* [Given problem]: Return every line below in which "pixels" appears.

+++ The data

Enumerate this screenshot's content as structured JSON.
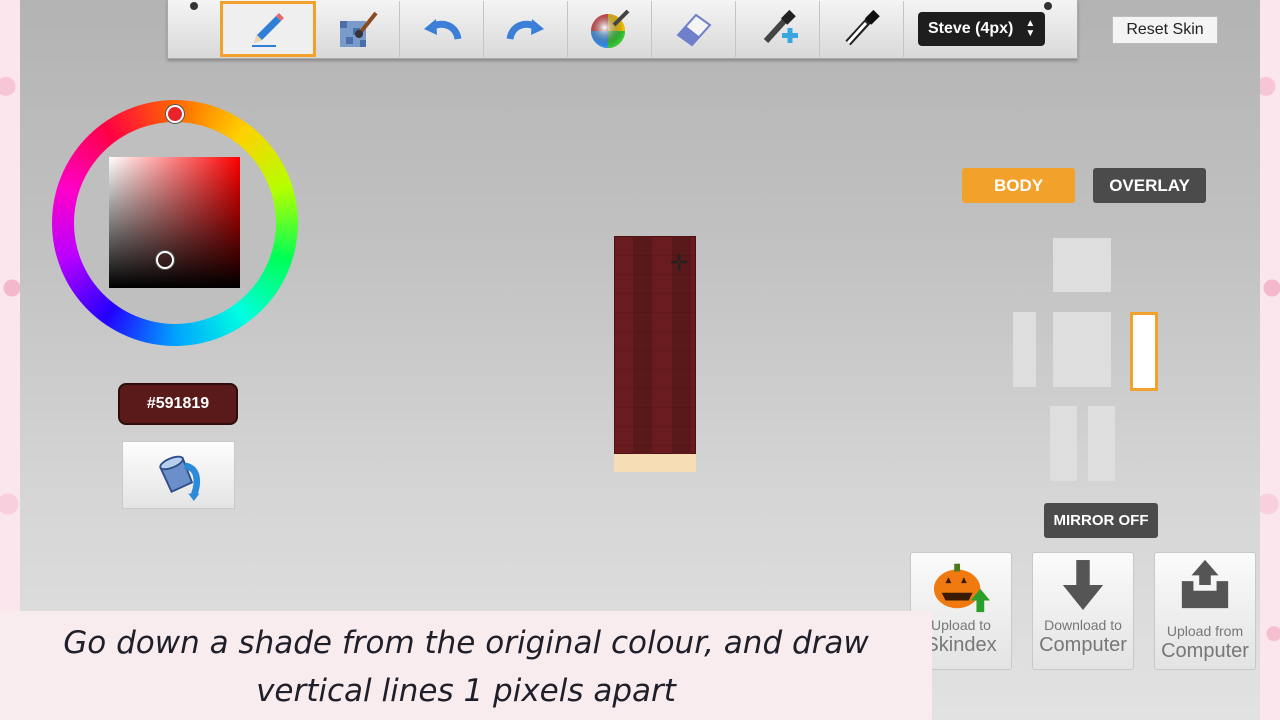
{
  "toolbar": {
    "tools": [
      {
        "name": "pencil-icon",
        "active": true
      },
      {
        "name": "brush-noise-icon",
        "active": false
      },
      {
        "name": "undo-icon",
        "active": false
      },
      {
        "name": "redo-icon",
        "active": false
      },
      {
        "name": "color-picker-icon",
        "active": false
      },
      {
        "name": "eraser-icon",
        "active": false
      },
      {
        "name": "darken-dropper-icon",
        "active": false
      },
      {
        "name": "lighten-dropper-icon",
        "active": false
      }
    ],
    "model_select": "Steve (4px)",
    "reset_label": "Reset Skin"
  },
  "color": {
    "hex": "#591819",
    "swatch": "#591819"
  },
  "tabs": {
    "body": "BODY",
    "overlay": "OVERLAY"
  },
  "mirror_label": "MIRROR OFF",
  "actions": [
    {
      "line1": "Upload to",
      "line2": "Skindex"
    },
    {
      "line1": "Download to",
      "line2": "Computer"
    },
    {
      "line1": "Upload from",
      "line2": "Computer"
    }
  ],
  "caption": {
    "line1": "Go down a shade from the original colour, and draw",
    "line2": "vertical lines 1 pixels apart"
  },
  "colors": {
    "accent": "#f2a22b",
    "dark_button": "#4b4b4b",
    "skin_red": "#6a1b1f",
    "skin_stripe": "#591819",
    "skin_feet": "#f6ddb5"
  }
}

++++++
+++ The data

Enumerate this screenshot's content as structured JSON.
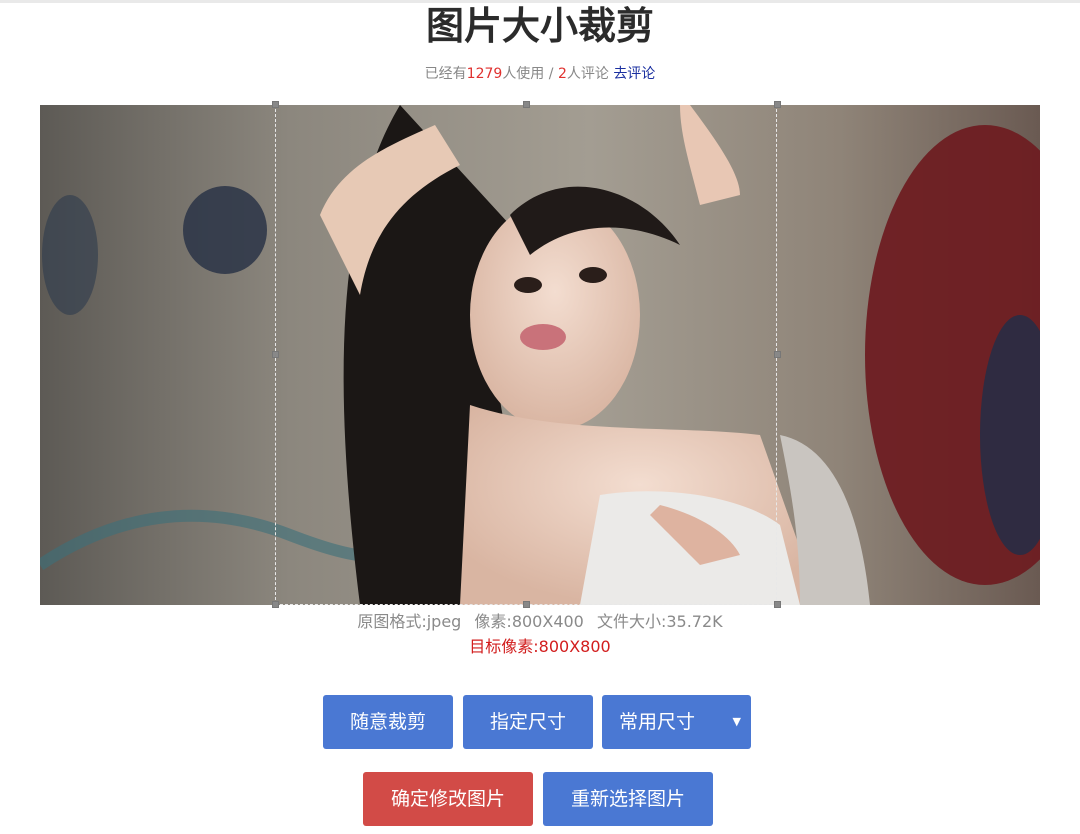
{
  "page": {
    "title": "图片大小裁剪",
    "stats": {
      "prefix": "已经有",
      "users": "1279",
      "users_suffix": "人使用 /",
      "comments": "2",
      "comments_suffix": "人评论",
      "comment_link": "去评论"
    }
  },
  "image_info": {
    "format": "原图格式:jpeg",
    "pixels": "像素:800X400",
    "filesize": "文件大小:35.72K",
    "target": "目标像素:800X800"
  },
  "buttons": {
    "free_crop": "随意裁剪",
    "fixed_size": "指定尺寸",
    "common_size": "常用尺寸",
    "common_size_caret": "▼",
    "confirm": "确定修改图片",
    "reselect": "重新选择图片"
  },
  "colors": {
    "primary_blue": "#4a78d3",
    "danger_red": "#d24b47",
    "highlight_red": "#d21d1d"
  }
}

++++++

* [Exercise response]:
    "line2": "vertical lines 1 pixels apart"
    "pixels": "像素:800X400",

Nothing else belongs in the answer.